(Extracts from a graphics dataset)
<<<<

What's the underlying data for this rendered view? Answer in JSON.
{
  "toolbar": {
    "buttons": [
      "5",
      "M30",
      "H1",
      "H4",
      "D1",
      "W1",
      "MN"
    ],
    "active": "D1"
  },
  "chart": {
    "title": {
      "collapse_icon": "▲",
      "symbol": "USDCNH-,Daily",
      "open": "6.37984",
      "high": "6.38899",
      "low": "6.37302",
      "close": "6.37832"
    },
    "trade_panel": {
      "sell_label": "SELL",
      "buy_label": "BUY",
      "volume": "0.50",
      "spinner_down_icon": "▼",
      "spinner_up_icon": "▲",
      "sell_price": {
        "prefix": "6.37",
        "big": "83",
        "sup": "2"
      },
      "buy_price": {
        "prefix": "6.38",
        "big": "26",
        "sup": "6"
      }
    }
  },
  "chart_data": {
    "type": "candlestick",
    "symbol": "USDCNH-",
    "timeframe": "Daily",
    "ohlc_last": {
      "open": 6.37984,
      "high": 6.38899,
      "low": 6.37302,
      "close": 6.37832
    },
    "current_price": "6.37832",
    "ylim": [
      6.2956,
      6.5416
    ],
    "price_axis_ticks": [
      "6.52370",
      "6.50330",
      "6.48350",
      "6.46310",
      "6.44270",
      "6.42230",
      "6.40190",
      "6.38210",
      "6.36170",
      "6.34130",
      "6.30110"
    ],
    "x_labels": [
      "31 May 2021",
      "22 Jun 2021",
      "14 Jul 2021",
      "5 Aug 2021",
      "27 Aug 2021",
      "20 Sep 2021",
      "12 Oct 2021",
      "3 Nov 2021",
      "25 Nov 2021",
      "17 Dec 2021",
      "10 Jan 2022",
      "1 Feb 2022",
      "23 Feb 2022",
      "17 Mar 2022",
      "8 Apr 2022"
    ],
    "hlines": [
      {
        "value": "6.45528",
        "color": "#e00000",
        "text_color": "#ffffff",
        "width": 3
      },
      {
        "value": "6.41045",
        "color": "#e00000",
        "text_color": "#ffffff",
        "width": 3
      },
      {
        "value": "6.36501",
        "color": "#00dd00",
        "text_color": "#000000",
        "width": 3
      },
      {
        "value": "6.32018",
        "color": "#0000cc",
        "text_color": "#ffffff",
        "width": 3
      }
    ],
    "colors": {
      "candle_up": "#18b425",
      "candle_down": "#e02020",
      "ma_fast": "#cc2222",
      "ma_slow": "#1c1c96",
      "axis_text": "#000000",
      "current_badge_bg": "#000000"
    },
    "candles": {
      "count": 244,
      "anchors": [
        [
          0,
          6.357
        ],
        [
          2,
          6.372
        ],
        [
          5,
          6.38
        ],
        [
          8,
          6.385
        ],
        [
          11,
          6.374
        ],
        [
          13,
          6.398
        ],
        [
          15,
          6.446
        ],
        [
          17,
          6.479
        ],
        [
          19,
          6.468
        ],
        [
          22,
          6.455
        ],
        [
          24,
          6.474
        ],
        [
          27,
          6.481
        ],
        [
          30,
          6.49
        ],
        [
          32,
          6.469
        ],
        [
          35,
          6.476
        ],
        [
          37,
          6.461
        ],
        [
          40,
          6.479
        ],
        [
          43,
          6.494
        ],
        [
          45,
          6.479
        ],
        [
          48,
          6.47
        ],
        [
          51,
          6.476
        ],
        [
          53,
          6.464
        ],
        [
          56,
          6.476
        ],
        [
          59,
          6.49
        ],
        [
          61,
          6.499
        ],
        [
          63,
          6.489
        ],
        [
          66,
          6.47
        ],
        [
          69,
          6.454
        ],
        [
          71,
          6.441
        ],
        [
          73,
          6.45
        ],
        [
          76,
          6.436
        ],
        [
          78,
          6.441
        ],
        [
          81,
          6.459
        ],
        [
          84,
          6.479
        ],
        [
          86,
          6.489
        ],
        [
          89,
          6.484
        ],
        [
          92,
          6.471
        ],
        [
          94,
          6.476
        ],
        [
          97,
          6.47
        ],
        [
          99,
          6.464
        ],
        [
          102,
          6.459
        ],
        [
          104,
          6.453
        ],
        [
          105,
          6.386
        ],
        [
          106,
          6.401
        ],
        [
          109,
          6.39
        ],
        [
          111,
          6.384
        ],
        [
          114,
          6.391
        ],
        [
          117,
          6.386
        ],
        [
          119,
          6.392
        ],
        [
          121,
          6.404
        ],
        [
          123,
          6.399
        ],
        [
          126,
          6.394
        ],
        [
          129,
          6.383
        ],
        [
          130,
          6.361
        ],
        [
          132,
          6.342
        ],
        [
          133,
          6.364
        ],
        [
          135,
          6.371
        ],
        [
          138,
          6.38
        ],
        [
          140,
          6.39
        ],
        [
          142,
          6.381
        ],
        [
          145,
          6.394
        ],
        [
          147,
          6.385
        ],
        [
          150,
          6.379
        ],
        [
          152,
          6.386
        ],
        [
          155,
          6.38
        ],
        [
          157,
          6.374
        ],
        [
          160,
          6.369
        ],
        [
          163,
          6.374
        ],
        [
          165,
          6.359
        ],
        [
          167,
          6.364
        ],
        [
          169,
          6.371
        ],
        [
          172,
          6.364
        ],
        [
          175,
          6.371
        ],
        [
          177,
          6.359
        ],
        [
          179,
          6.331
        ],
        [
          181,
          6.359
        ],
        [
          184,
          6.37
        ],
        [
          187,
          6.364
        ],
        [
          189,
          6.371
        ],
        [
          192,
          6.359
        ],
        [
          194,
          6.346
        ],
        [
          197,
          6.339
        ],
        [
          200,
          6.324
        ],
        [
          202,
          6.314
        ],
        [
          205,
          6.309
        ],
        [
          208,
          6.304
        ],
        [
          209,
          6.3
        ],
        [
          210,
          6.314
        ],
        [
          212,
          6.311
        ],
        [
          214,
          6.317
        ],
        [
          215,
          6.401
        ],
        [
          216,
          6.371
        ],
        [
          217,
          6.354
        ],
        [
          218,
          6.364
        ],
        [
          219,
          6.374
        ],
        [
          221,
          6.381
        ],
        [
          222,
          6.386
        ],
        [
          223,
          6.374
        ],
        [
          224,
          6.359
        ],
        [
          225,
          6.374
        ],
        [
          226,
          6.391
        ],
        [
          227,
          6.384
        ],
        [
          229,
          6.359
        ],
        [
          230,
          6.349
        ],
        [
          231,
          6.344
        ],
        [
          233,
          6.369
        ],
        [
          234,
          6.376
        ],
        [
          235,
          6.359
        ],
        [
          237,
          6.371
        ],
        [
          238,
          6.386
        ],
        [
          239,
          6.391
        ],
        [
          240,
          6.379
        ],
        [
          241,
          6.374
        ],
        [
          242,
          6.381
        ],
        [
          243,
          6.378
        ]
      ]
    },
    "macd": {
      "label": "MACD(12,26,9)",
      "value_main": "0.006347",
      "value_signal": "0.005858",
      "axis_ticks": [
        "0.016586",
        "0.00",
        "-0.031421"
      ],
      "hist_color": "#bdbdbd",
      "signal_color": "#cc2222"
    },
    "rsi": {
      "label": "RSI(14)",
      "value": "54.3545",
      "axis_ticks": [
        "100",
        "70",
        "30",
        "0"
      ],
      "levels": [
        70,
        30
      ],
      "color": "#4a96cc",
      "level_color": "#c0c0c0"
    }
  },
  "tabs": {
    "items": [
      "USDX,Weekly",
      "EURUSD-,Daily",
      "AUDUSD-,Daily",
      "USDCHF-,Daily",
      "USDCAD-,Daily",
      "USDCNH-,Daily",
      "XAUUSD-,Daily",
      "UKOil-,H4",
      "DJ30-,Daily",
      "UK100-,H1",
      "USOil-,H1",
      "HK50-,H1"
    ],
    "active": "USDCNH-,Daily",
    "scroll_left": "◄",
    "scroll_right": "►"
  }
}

>>>>

* **Exercise instructions**
Word for word, quote all of the data above.

* **Answer to this exercise**
What's the underlying data for this rendered view? Answer in JSON.
{
  "toolbar": {
    "buttons": [
      "5",
      "M30",
      "H1",
      "H4",
      "D1",
      "W1",
      "MN"
    ],
    "active": "D1"
  },
  "chart": {
    "title": {
      "collapse_icon": "▲",
      "symbol": "USDCNH-,Daily",
      "open": "6.37984",
      "high": "6.38899",
      "low": "6.37302",
      "close": "6.37832"
    },
    "trade_panel": {
      "sell_label": "SELL",
      "buy_label": "BUY",
      "volume": "0.50",
      "spinner_down_icon": "▼",
      "spinner_up_icon": "▲",
      "sell_price": {
        "prefix": "6.37",
        "big": "83",
        "sup": "2"
      },
      "buy_price": {
        "prefix": "6.38",
        "big": "26",
        "sup": "6"
      }
    }
  },
  "chart_data": {
    "type": "candlestick",
    "symbol": "USDCNH-",
    "timeframe": "Daily",
    "ohlc_last": {
      "open": 6.37984,
      "high": 6.38899,
      "low": 6.37302,
      "close": 6.37832
    },
    "current_price": "6.37832",
    "ylim": [
      6.2956,
      6.5416
    ],
    "price_axis_ticks": [
      "6.52370",
      "6.50330",
      "6.48350",
      "6.46310",
      "6.44270",
      "6.42230",
      "6.40190",
      "6.38210",
      "6.36170",
      "6.34130",
      "6.30110"
    ],
    "x_labels": [
      "31 May 2021",
      "22 Jun 2021",
      "14 Jul 2021",
      "5 Aug 2021",
      "27 Aug 2021",
      "20 Sep 2021",
      "12 Oct 2021",
      "3 Nov 2021",
      "25 Nov 2021",
      "17 Dec 2021",
      "10 Jan 2022",
      "1 Feb 2022",
      "23 Feb 2022",
      "17 Mar 2022",
      "8 Apr 2022"
    ],
    "hlines": [
      {
        "value": "6.45528",
        "color": "#e00000",
        "text_color": "#ffffff",
        "width": 3
      },
      {
        "value": "6.41045",
        "color": "#e00000",
        "text_color": "#ffffff",
        "width": 3
      },
      {
        "value": "6.36501",
        "color": "#00dd00",
        "text_color": "#000000",
        "width": 3
      },
      {
        "value": "6.32018",
        "color": "#0000cc",
        "text_color": "#ffffff",
        "width": 3
      }
    ],
    "colors": {
      "candle_up": "#18b425",
      "candle_down": "#e02020",
      "ma_fast": "#cc2222",
      "ma_slow": "#1c1c96",
      "axis_text": "#000000",
      "current_badge_bg": "#000000"
    },
    "candles": {
      "count": 244,
      "anchors": [
        [
          0,
          6.357
        ],
        [
          2,
          6.372
        ],
        [
          5,
          6.38
        ],
        [
          8,
          6.385
        ],
        [
          11,
          6.374
        ],
        [
          13,
          6.398
        ],
        [
          15,
          6.446
        ],
        [
          17,
          6.479
        ],
        [
          19,
          6.468
        ],
        [
          22,
          6.455
        ],
        [
          24,
          6.474
        ],
        [
          27,
          6.481
        ],
        [
          30,
          6.49
        ],
        [
          32,
          6.469
        ],
        [
          35,
          6.476
        ],
        [
          37,
          6.461
        ],
        [
          40,
          6.479
        ],
        [
          43,
          6.494
        ],
        [
          45,
          6.479
        ],
        [
          48,
          6.47
        ],
        [
          51,
          6.476
        ],
        [
          53,
          6.464
        ],
        [
          56,
          6.476
        ],
        [
          59,
          6.49
        ],
        [
          61,
          6.499
        ],
        [
          63,
          6.489
        ],
        [
          66,
          6.47
        ],
        [
          69,
          6.454
        ],
        [
          71,
          6.441
        ],
        [
          73,
          6.45
        ],
        [
          76,
          6.436
        ],
        [
          78,
          6.441
        ],
        [
          81,
          6.459
        ],
        [
          84,
          6.479
        ],
        [
          86,
          6.489
        ],
        [
          89,
          6.484
        ],
        [
          92,
          6.471
        ],
        [
          94,
          6.476
        ],
        [
          97,
          6.47
        ],
        [
          99,
          6.464
        ],
        [
          102,
          6.459
        ],
        [
          104,
          6.453
        ],
        [
          105,
          6.386
        ],
        [
          106,
          6.401
        ],
        [
          109,
          6.39
        ],
        [
          111,
          6.384
        ],
        [
          114,
          6.391
        ],
        [
          117,
          6.386
        ],
        [
          119,
          6.392
        ],
        [
          121,
          6.404
        ],
        [
          123,
          6.399
        ],
        [
          126,
          6.394
        ],
        [
          129,
          6.383
        ],
        [
          130,
          6.361
        ],
        [
          132,
          6.342
        ],
        [
          133,
          6.364
        ],
        [
          135,
          6.371
        ],
        [
          138,
          6.38
        ],
        [
          140,
          6.39
        ],
        [
          142,
          6.381
        ],
        [
          145,
          6.394
        ],
        [
          147,
          6.385
        ],
        [
          150,
          6.379
        ],
        [
          152,
          6.386
        ],
        [
          155,
          6.38
        ],
        [
          157,
          6.374
        ],
        [
          160,
          6.369
        ],
        [
          163,
          6.374
        ],
        [
          165,
          6.359
        ],
        [
          167,
          6.364
        ],
        [
          169,
          6.371
        ],
        [
          172,
          6.364
        ],
        [
          175,
          6.371
        ],
        [
          177,
          6.359
        ],
        [
          179,
          6.331
        ],
        [
          181,
          6.359
        ],
        [
          184,
          6.37
        ],
        [
          187,
          6.364
        ],
        [
          189,
          6.371
        ],
        [
          192,
          6.359
        ],
        [
          194,
          6.346
        ],
        [
          197,
          6.339
        ],
        [
          200,
          6.324
        ],
        [
          202,
          6.314
        ],
        [
          205,
          6.309
        ],
        [
          208,
          6.304
        ],
        [
          209,
          6.3
        ],
        [
          210,
          6.314
        ],
        [
          212,
          6.311
        ],
        [
          214,
          6.317
        ],
        [
          215,
          6.401
        ],
        [
          216,
          6.371
        ],
        [
          217,
          6.354
        ],
        [
          218,
          6.364
        ],
        [
          219,
          6.374
        ],
        [
          221,
          6.381
        ],
        [
          222,
          6.386
        ],
        [
          223,
          6.374
        ],
        [
          224,
          6.359
        ],
        [
          225,
          6.374
        ],
        [
          226,
          6.391
        ],
        [
          227,
          6.384
        ],
        [
          229,
          6.359
        ],
        [
          230,
          6.349
        ],
        [
          231,
          6.344
        ],
        [
          233,
          6.369
        ],
        [
          234,
          6.376
        ],
        [
          235,
          6.359
        ],
        [
          237,
          6.371
        ],
        [
          238,
          6.386
        ],
        [
          239,
          6.391
        ],
        [
          240,
          6.379
        ],
        [
          241,
          6.374
        ],
        [
          242,
          6.381
        ],
        [
          243,
          6.378
        ]
      ]
    },
    "macd": {
      "label": "MACD(12,26,9)",
      "value_main": "0.006347",
      "value_signal": "0.005858",
      "axis_ticks": [
        "0.016586",
        "0.00",
        "-0.031421"
      ],
      "hist_color": "#bdbdbd",
      "signal_color": "#cc2222"
    },
    "rsi": {
      "label": "RSI(14)",
      "value": "54.3545",
      "axis_ticks": [
        "100",
        "70",
        "30",
        "0"
      ],
      "levels": [
        70,
        30
      ],
      "color": "#4a96cc",
      "level_color": "#c0c0c0"
    }
  },
  "tabs": {
    "items": [
      "USDX,Weekly",
      "EURUSD-,Daily",
      "AUDUSD-,Daily",
      "USDCHF-,Daily",
      "USDCAD-,Daily",
      "USDCNH-,Daily",
      "XAUUSD-,Daily",
      "UKOil-,H4",
      "DJ30-,Daily",
      "UK100-,H1",
      "USOil-,H1",
      "HK50-,H1"
    ],
    "active": "USDCNH-,Daily",
    "scroll_left": "◄",
    "scroll_right": "►"
  }
}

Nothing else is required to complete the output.